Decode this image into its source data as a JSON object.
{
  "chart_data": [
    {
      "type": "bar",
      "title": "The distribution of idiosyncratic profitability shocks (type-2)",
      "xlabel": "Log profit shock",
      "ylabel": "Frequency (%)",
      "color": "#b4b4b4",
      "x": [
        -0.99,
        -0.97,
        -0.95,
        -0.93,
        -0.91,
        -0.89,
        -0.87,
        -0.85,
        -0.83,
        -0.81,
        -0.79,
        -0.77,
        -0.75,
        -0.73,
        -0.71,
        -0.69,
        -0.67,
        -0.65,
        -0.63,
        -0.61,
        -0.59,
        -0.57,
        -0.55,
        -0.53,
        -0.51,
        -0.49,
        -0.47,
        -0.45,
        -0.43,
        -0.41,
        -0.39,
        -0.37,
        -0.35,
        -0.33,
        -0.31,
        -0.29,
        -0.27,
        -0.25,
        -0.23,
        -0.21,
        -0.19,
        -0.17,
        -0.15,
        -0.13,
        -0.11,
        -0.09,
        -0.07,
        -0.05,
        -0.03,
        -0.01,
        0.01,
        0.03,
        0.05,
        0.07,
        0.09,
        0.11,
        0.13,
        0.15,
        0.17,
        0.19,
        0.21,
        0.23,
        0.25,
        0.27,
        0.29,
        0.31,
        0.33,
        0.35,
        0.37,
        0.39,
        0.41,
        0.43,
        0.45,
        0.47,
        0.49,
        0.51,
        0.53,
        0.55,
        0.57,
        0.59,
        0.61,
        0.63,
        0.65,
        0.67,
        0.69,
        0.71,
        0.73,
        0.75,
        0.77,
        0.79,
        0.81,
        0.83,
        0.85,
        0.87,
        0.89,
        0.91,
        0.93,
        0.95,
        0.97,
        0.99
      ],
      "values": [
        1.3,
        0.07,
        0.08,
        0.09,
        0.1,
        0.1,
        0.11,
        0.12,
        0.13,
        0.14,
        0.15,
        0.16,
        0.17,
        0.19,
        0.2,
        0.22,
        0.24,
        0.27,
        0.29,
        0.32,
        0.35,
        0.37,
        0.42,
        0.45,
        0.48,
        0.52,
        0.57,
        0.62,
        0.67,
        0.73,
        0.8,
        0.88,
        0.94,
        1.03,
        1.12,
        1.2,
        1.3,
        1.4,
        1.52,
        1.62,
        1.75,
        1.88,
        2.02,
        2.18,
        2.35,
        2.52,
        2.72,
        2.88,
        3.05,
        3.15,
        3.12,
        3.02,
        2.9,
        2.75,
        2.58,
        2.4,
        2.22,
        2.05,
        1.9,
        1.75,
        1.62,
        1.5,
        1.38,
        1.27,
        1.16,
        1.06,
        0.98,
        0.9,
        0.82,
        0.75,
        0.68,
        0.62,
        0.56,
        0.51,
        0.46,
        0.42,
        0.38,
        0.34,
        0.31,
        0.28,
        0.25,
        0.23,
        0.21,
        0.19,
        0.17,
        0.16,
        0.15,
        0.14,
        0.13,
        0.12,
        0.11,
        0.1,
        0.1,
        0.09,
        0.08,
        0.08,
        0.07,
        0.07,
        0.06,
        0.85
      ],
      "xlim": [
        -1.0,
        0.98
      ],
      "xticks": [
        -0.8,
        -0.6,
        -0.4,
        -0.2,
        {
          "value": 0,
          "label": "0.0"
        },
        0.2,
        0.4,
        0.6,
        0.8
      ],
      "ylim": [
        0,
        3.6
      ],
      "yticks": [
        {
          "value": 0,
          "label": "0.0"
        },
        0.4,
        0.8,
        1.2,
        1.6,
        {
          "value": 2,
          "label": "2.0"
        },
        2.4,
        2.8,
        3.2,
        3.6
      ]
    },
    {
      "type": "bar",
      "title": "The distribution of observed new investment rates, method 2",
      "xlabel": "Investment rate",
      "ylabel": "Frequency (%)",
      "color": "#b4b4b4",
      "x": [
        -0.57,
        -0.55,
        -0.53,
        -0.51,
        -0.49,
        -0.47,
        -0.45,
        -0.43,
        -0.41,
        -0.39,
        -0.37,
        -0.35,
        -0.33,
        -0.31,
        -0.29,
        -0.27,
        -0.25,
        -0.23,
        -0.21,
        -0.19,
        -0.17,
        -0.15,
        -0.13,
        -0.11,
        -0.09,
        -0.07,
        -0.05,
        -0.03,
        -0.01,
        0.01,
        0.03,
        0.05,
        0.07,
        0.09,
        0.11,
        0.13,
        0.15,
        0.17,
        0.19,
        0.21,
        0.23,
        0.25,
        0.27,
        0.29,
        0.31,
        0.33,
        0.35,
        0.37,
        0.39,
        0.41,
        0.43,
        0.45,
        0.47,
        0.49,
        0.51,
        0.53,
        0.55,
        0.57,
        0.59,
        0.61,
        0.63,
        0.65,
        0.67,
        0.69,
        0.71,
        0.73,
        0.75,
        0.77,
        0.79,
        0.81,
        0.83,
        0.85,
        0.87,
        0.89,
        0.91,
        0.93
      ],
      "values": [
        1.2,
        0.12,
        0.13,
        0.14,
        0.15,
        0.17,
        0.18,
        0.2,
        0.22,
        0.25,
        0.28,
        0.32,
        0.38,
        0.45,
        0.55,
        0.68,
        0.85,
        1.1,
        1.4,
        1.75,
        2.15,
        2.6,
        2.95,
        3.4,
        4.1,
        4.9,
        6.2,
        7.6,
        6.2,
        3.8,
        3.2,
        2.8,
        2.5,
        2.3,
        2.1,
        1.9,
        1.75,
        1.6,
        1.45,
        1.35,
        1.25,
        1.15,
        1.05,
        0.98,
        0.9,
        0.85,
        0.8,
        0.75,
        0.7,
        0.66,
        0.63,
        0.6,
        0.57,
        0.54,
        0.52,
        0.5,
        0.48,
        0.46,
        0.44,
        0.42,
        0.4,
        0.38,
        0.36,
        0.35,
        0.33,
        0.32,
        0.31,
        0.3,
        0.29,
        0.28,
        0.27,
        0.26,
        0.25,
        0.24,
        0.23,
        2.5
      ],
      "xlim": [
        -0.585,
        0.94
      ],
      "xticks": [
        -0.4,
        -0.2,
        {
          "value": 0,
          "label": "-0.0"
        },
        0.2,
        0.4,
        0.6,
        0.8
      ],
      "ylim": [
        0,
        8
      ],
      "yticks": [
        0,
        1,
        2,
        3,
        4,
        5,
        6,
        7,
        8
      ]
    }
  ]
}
◆ ◆ ◆ ◆ ◆
What you need to do:
Go through the listing above and restate it word for word.

Completed task:
Decode this image into its source data as a JSON object.
{
  "chart_data": [
    {
      "type": "bar",
      "title": "The distribution of idiosyncratic profitability shocks (type-2)",
      "xlabel": "Log profit shock",
      "ylabel": "Frequency (%)",
      "color": "#b4b4b4",
      "x": [
        -0.99,
        -0.97,
        -0.95,
        -0.93,
        -0.91,
        -0.89,
        -0.87,
        -0.85,
        -0.83,
        -0.81,
        -0.79,
        -0.77,
        -0.75,
        -0.73,
        -0.71,
        -0.69,
        -0.67,
        -0.65,
        -0.63,
        -0.61,
        -0.59,
        -0.57,
        -0.55,
        -0.53,
        -0.51,
        -0.49,
        -0.47,
        -0.45,
        -0.43,
        -0.41,
        -0.39,
        -0.37,
        -0.35,
        -0.33,
        -0.31,
        -0.29,
        -0.27,
        -0.25,
        -0.23,
        -0.21,
        -0.19,
        -0.17,
        -0.15,
        -0.13,
        -0.11,
        -0.09,
        -0.07,
        -0.05,
        -0.03,
        -0.01,
        0.01,
        0.03,
        0.05,
        0.07,
        0.09,
        0.11,
        0.13,
        0.15,
        0.17,
        0.19,
        0.21,
        0.23,
        0.25,
        0.27,
        0.29,
        0.31,
        0.33,
        0.35,
        0.37,
        0.39,
        0.41,
        0.43,
        0.45,
        0.47,
        0.49,
        0.51,
        0.53,
        0.55,
        0.57,
        0.59,
        0.61,
        0.63,
        0.65,
        0.67,
        0.69,
        0.71,
        0.73,
        0.75,
        0.77,
        0.79,
        0.81,
        0.83,
        0.85,
        0.87,
        0.89,
        0.91,
        0.93,
        0.95,
        0.97,
        0.99
      ],
      "values": [
        1.3,
        0.07,
        0.08,
        0.09,
        0.1,
        0.1,
        0.11,
        0.12,
        0.13,
        0.14,
        0.15,
        0.16,
        0.17,
        0.19,
        0.2,
        0.22,
        0.24,
        0.27,
        0.29,
        0.32,
        0.35,
        0.37,
        0.42,
        0.45,
        0.48,
        0.52,
        0.57,
        0.62,
        0.67,
        0.73,
        0.8,
        0.88,
        0.94,
        1.03,
        1.12,
        1.2,
        1.3,
        1.4,
        1.52,
        1.62,
        1.75,
        1.88,
        2.02,
        2.18,
        2.35,
        2.52,
        2.72,
        2.88,
        3.05,
        3.15,
        3.12,
        3.02,
        2.9,
        2.75,
        2.58,
        2.4,
        2.22,
        2.05,
        1.9,
        1.75,
        1.62,
        1.5,
        1.38,
        1.27,
        1.16,
        1.06,
        0.98,
        0.9,
        0.82,
        0.75,
        0.68,
        0.62,
        0.56,
        0.51,
        0.46,
        0.42,
        0.38,
        0.34,
        0.31,
        0.28,
        0.25,
        0.23,
        0.21,
        0.19,
        0.17,
        0.16,
        0.15,
        0.14,
        0.13,
        0.12,
        0.11,
        0.1,
        0.1,
        0.09,
        0.08,
        0.08,
        0.07,
        0.07,
        0.06,
        0.85
      ],
      "xlim": [
        -1.0,
        0.98
      ],
      "xticks": [
        -0.8,
        -0.6,
        -0.4,
        -0.2,
        {
          "value": 0,
          "label": "0.0"
        },
        0.2,
        0.4,
        0.6,
        0.8
      ],
      "ylim": [
        0,
        3.6
      ],
      "yticks": [
        {
          "value": 0,
          "label": "0.0"
        },
        0.4,
        0.8,
        1.2,
        1.6,
        {
          "value": 2,
          "label": "2.0"
        },
        2.4,
        2.8,
        3.2,
        3.6
      ]
    },
    {
      "type": "bar",
      "title": "The distribution of observed new investment rates, method 2",
      "xlabel": "Investment rate",
      "ylabel": "Frequency (%)",
      "color": "#b4b4b4",
      "x": [
        -0.57,
        -0.55,
        -0.53,
        -0.51,
        -0.49,
        -0.47,
        -0.45,
        -0.43,
        -0.41,
        -0.39,
        -0.37,
        -0.35,
        -0.33,
        -0.31,
        -0.29,
        -0.27,
        -0.25,
        -0.23,
        -0.21,
        -0.19,
        -0.17,
        -0.15,
        -0.13,
        -0.11,
        -0.09,
        -0.07,
        -0.05,
        -0.03,
        -0.01,
        0.01,
        0.03,
        0.05,
        0.07,
        0.09,
        0.11,
        0.13,
        0.15,
        0.17,
        0.19,
        0.21,
        0.23,
        0.25,
        0.27,
        0.29,
        0.31,
        0.33,
        0.35,
        0.37,
        0.39,
        0.41,
        0.43,
        0.45,
        0.47,
        0.49,
        0.51,
        0.53,
        0.55,
        0.57,
        0.59,
        0.61,
        0.63,
        0.65,
        0.67,
        0.69,
        0.71,
        0.73,
        0.75,
        0.77,
        0.79,
        0.81,
        0.83,
        0.85,
        0.87,
        0.89,
        0.91,
        0.93
      ],
      "values": [
        1.2,
        0.12,
        0.13,
        0.14,
        0.15,
        0.17,
        0.18,
        0.2,
        0.22,
        0.25,
        0.28,
        0.32,
        0.38,
        0.45,
        0.55,
        0.68,
        0.85,
        1.1,
        1.4,
        1.75,
        2.15,
        2.6,
        2.95,
        3.4,
        4.1,
        4.9,
        6.2,
        7.6,
        6.2,
        3.8,
        3.2,
        2.8,
        2.5,
        2.3,
        2.1,
        1.9,
        1.75,
        1.6,
        1.45,
        1.35,
        1.25,
        1.15,
        1.05,
        0.98,
        0.9,
        0.85,
        0.8,
        0.75,
        0.7,
        0.66,
        0.63,
        0.6,
        0.57,
        0.54,
        0.52,
        0.5,
        0.48,
        0.46,
        0.44,
        0.42,
        0.4,
        0.38,
        0.36,
        0.35,
        0.33,
        0.32,
        0.31,
        0.3,
        0.29,
        0.28,
        0.27,
        0.26,
        0.25,
        0.24,
        0.23,
        2.5
      ],
      "xlim": [
        -0.585,
        0.94
      ],
      "xticks": [
        -0.4,
        -0.2,
        {
          "value": 0,
          "label": "-0.0"
        },
        0.2,
        0.4,
        0.6,
        0.8
      ],
      "ylim": [
        0,
        8
      ],
      "yticks": [
        0,
        1,
        2,
        3,
        4,
        5,
        6,
        7,
        8
      ]
    }
  ]
}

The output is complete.